## Instructions for the task
Can you copy every one of these records word for word, leaving the pictures out?

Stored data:
** start **
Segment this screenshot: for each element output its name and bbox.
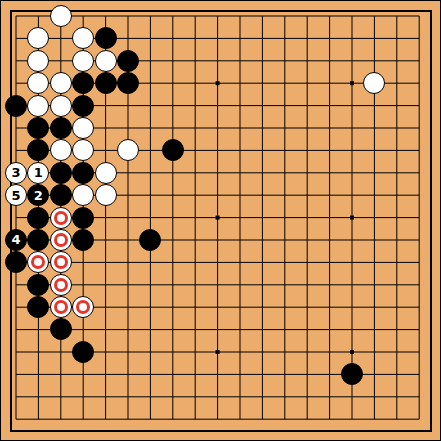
white-stone (363, 72, 385, 94)
black-stone (27, 296, 49, 318)
white-stone-circled (27, 251, 49, 273)
black-stone (5, 95, 27, 117)
white-stone (72, 50, 94, 72)
black-stone (341, 363, 363, 385)
black-stone (27, 229, 49, 251)
white-stone (27, 50, 49, 72)
black-stone (117, 72, 139, 94)
black-stone-numbered: 4 (5, 229, 27, 251)
white-stone (72, 139, 94, 161)
move-number: 4 (11, 233, 20, 246)
white-stone-numbered: 3 (5, 162, 27, 184)
white-stone (95, 162, 117, 184)
circle-mark (54, 211, 68, 225)
black-stone (72, 341, 94, 363)
stones-layer: 12345 (5, 5, 431, 431)
white-stone (50, 139, 72, 161)
circle-mark (31, 255, 45, 269)
black-stone (117, 50, 139, 72)
move-number: 5 (11, 189, 20, 202)
black-stone (72, 229, 94, 251)
white-stone (72, 117, 94, 139)
move-number: 1 (34, 166, 43, 179)
white-stone-circled (50, 274, 72, 296)
black-stone (50, 162, 72, 184)
white-stone (27, 72, 49, 94)
white-stone (72, 27, 94, 49)
go-board: 12345 (0, 0, 441, 441)
black-stone (162, 139, 184, 161)
circle-mark (54, 233, 68, 247)
white-stone (27, 95, 49, 117)
circle-mark (76, 300, 90, 314)
black-stone (50, 318, 72, 340)
white-stone (50, 5, 72, 27)
white-stone-circled (50, 251, 72, 273)
white-stone-numbered: 5 (5, 184, 27, 206)
move-number: 3 (11, 166, 20, 179)
black-stone (95, 72, 117, 94)
white-stone-numbered: 1 (27, 162, 49, 184)
move-number: 2 (34, 189, 43, 202)
black-stone (72, 207, 94, 229)
white-stone-circled (72, 296, 94, 318)
black-stone (5, 251, 27, 273)
white-stone (117, 139, 139, 161)
black-stone (95, 27, 117, 49)
black-stone (72, 72, 94, 94)
black-stone (50, 184, 72, 206)
circle-mark (54, 255, 68, 269)
white-stone-circled (50, 229, 72, 251)
black-stone (27, 207, 49, 229)
black-stone (27, 139, 49, 161)
white-stone (95, 184, 117, 206)
white-stone (50, 72, 72, 94)
black-stone-numbered: 2 (27, 184, 49, 206)
circle-mark (54, 300, 68, 314)
white-stone (50, 95, 72, 117)
black-stone (72, 162, 94, 184)
white-stone (27, 27, 49, 49)
white-stone (72, 184, 94, 206)
white-stone-circled (50, 207, 72, 229)
black-stone (139, 229, 161, 251)
white-stone (95, 50, 117, 72)
black-stone (27, 117, 49, 139)
circle-mark (54, 278, 68, 292)
black-stone (27, 274, 49, 296)
white-stone-circled (50, 296, 72, 318)
black-stone (50, 117, 72, 139)
black-stone (72, 95, 94, 117)
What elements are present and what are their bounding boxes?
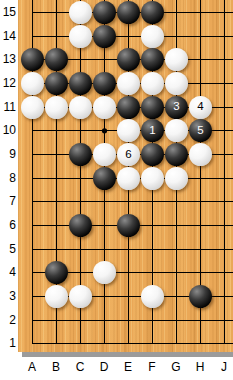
stone-D12[interactable] (93, 72, 116, 95)
row-label-6: 6 (0, 217, 16, 233)
row-label-1: 1 (0, 335, 16, 351)
stone-C14[interactable] (69, 25, 92, 48)
stone-H11[interactable]: 4 (189, 96, 212, 119)
goban[interactable]: 34156 (18, 0, 233, 352)
stone-C12[interactable] (69, 72, 92, 95)
stone-E9[interactable]: 6 (117, 143, 140, 166)
board-bottom-edge-shadow (22, 352, 233, 357)
stone-E15[interactable] (117, 1, 140, 24)
stone-D9[interactable] (93, 143, 116, 166)
move-number: 4 (197, 101, 203, 113)
move-number: 1 (149, 125, 155, 137)
move-number: 5 (197, 125, 203, 137)
stone-B3[interactable] (45, 285, 68, 308)
go-board-diagram: 34156 151413121110987654321ABCDEFGHJ (0, 0, 233, 380)
stone-C3[interactable] (69, 285, 92, 308)
row-label-15: 15 (0, 4, 16, 20)
stone-E8[interactable] (117, 167, 140, 190)
row-label-8: 8 (0, 170, 16, 186)
stone-C15[interactable] (69, 1, 92, 24)
row-label-10: 10 (0, 122, 16, 138)
row-label-11: 11 (0, 99, 16, 115)
stone-C11[interactable] (69, 96, 92, 119)
stone-C9[interactable] (69, 143, 92, 166)
stone-B12[interactable] (45, 72, 68, 95)
col-label-B: B (48, 360, 64, 375)
move-number: 3 (173, 101, 179, 113)
col-label-C: C (72, 360, 88, 375)
stone-E6[interactable] (117, 214, 140, 237)
stone-A12[interactable] (21, 72, 44, 95)
stone-B11[interactable] (45, 96, 68, 119)
col-label-H: H (192, 360, 208, 375)
stone-E12[interactable] (117, 72, 140, 95)
row-label-2: 2 (0, 312, 16, 328)
row-label-3: 3 (0, 288, 16, 304)
stone-F8[interactable] (141, 167, 164, 190)
stone-F11[interactable] (141, 96, 164, 119)
col-label-E: E (120, 360, 136, 375)
stone-G11[interactable]: 3 (165, 96, 188, 119)
row-label-12: 12 (0, 75, 16, 91)
stone-G9[interactable] (165, 143, 188, 166)
stone-D11[interactable] (93, 96, 116, 119)
stone-F9[interactable] (141, 143, 164, 166)
stone-F14[interactable] (141, 25, 164, 48)
row-label-5: 5 (0, 241, 16, 257)
stone-F3[interactable] (141, 285, 164, 308)
move-number: 6 (125, 149, 131, 161)
col-label-D: D (96, 360, 112, 375)
row-label-14: 14 (0, 28, 16, 44)
stone-G8[interactable] (165, 167, 188, 190)
stone-F12[interactable] (141, 72, 164, 95)
stone-F15[interactable] (141, 1, 164, 24)
row-label-9: 9 (0, 146, 16, 162)
row-label-4: 4 (0, 264, 16, 280)
stone-H3[interactable] (189, 285, 212, 308)
stone-G12[interactable] (165, 72, 188, 95)
row-label-7: 7 (0, 193, 16, 209)
col-label-G: G (168, 360, 184, 375)
stone-D15[interactable] (93, 1, 116, 24)
row-label-13: 13 (0, 51, 16, 67)
col-label-A: A (24, 360, 40, 375)
stone-E11[interactable] (117, 96, 140, 119)
stone-D8[interactable] (93, 167, 116, 190)
stone-C6[interactable] (69, 214, 92, 237)
col-label-J: J (216, 360, 232, 375)
stone-A11[interactable] (21, 96, 44, 119)
stone-D14[interactable] (93, 25, 116, 48)
stone-H9[interactable] (189, 143, 212, 166)
col-label-F: F (144, 360, 160, 375)
star-point-D10 (102, 128, 107, 133)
** end **
## Written answer
Segment this screenshot: for each element output its name and bbox.
white-stone (363, 72, 385, 94)
black-stone (27, 296, 49, 318)
white-stone-circled (27, 251, 49, 273)
black-stone (5, 95, 27, 117)
white-stone (72, 50, 94, 72)
black-stone (341, 363, 363, 385)
black-stone (27, 229, 49, 251)
white-stone (27, 50, 49, 72)
black-stone (117, 72, 139, 94)
black-stone-numbered: 4 (5, 229, 27, 251)
white-stone (72, 139, 94, 161)
move-number: 4 (11, 233, 20, 246)
white-stone-numbered: 3 (5, 162, 27, 184)
white-stone (95, 162, 117, 184)
circle-mark (54, 211, 68, 225)
black-stone (72, 341, 94, 363)
stones-layer: 12345 (5, 5, 431, 431)
white-stone (50, 139, 72, 161)
circle-mark (31, 255, 45, 269)
black-stone (117, 50, 139, 72)
move-number: 5 (11, 189, 20, 202)
black-stone (72, 229, 94, 251)
white-stone (72, 117, 94, 139)
move-number: 1 (34, 166, 43, 179)
white-stone-circled (50, 274, 72, 296)
black-stone (50, 162, 72, 184)
white-stone (27, 72, 49, 94)
white-stone (72, 27, 94, 49)
go-board: 12345 (0, 0, 441, 441)
black-stone (162, 139, 184, 161)
circle-mark (54, 233, 68, 247)
white-stone (27, 95, 49, 117)
circle-mark (76, 300, 90, 314)
black-stone (50, 318, 72, 340)
white-stone (50, 5, 72, 27)
white-stone-circled (50, 251, 72, 273)
white-stone-numbered: 5 (5, 184, 27, 206)
move-number: 3 (11, 166, 20, 179)
black-stone (95, 72, 117, 94)
white-stone-numbered: 1 (27, 162, 49, 184)
move-number: 2 (34, 189, 43, 202)
black-stone (72, 207, 94, 229)
white-stone-circled (72, 296, 94, 318)
black-stone (5, 251, 27, 273)
white-stone (117, 139, 139, 161)
black-stone (95, 27, 117, 49)
black-stone (72, 72, 94, 94)
black-stone (50, 184, 72, 206)
circle-mark (54, 255, 68, 269)
white-stone-circled (50, 229, 72, 251)
black-stone (27, 207, 49, 229)
black-stone (27, 139, 49, 161)
white-stone (95, 184, 117, 206)
white-stone (50, 72, 72, 94)
black-stone-numbered: 2 (27, 184, 49, 206)
circle-mark (54, 300, 68, 314)
white-stone (50, 95, 72, 117)
black-stone (72, 162, 94, 184)
white-stone (27, 27, 49, 49)
white-stone (72, 184, 94, 206)
white-stone-circled (50, 207, 72, 229)
black-stone (139, 229, 161, 251)
white-stone (95, 50, 117, 72)
black-stone (27, 117, 49, 139)
circle-mark (54, 278, 68, 292)
black-stone (27, 274, 49, 296)
white-stone-circled (50, 296, 72, 318)
black-stone (50, 117, 72, 139)
black-stone (72, 95, 94, 117)
What elements are present and what are their bounding boxes?
stone-D12[interactable] (93, 72, 116, 95)
row-label-6: 6 (0, 217, 16, 233)
row-label-1: 1 (0, 335, 16, 351)
stone-C14[interactable] (69, 25, 92, 48)
stone-H11[interactable]: 4 (189, 96, 212, 119)
goban[interactable]: 34156 (18, 0, 233, 352)
stone-C12[interactable] (69, 72, 92, 95)
stone-E9[interactable]: 6 (117, 143, 140, 166)
board-bottom-edge-shadow (22, 352, 233, 357)
stone-E15[interactable] (117, 1, 140, 24)
stone-D9[interactable] (93, 143, 116, 166)
move-number: 4 (197, 101, 203, 113)
move-number: 1 (149, 125, 155, 137)
move-number: 5 (197, 125, 203, 137)
stone-B3[interactable] (45, 285, 68, 308)
go-board-diagram: 34156 151413121110987654321ABCDEFGHJ (0, 0, 233, 380)
stone-C3[interactable] (69, 285, 92, 308)
row-label-15: 15 (0, 4, 16, 20)
stone-E8[interactable] (117, 167, 140, 190)
row-label-8: 8 (0, 170, 16, 186)
stone-C15[interactable] (69, 1, 92, 24)
row-label-10: 10 (0, 122, 16, 138)
row-label-11: 11 (0, 99, 16, 115)
stone-C11[interactable] (69, 96, 92, 119)
stone-C9[interactable] (69, 143, 92, 166)
stone-B12[interactable] (45, 72, 68, 95)
col-label-B: B (48, 360, 64, 375)
move-number: 3 (173, 101, 179, 113)
col-label-C: C (72, 360, 88, 375)
stone-E6[interactable] (117, 214, 140, 237)
stone-A12[interactable] (21, 72, 44, 95)
stone-B11[interactable] (45, 96, 68, 119)
col-label-H: H (192, 360, 208, 375)
stone-E12[interactable] (117, 72, 140, 95)
row-label-2: 2 (0, 312, 16, 328)
row-label-3: 3 (0, 288, 16, 304)
stone-F8[interactable] (141, 167, 164, 190)
stone-F11[interactable] (141, 96, 164, 119)
col-label-E: E (120, 360, 136, 375)
stone-G11[interactable]: 3 (165, 96, 188, 119)
row-label-12: 12 (0, 75, 16, 91)
stone-G9[interactable] (165, 143, 188, 166)
stone-D11[interactable] (93, 96, 116, 119)
stone-F9[interactable] (141, 143, 164, 166)
stone-F14[interactable] (141, 25, 164, 48)
row-label-5: 5 (0, 241, 16, 257)
stone-F3[interactable] (141, 285, 164, 308)
move-number: 6 (125, 149, 131, 161)
col-label-D: D (96, 360, 112, 375)
row-label-14: 14 (0, 28, 16, 44)
stone-G8[interactable] (165, 167, 188, 190)
stone-F12[interactable] (141, 72, 164, 95)
stone-F15[interactable] (141, 1, 164, 24)
row-label-9: 9 (0, 146, 16, 162)
row-label-4: 4 (0, 264, 16, 280)
stone-H3[interactable] (189, 285, 212, 308)
stone-G12[interactable] (165, 72, 188, 95)
row-label-7: 7 (0, 193, 16, 209)
col-label-G: G (168, 360, 184, 375)
stone-D15[interactable] (93, 1, 116, 24)
row-label-13: 13 (0, 51, 16, 67)
col-label-A: A (24, 360, 40, 375)
stone-E11[interactable] (117, 96, 140, 119)
stone-D8[interactable] (93, 167, 116, 190)
stone-C6[interactable] (69, 214, 92, 237)
col-label-J: J (216, 360, 232, 375)
stone-A11[interactable] (21, 96, 44, 119)
stone-D14[interactable] (93, 25, 116, 48)
stone-H9[interactable] (189, 143, 212, 166)
col-label-F: F (144, 360, 160, 375)
star-point-D10 (102, 128, 107, 133)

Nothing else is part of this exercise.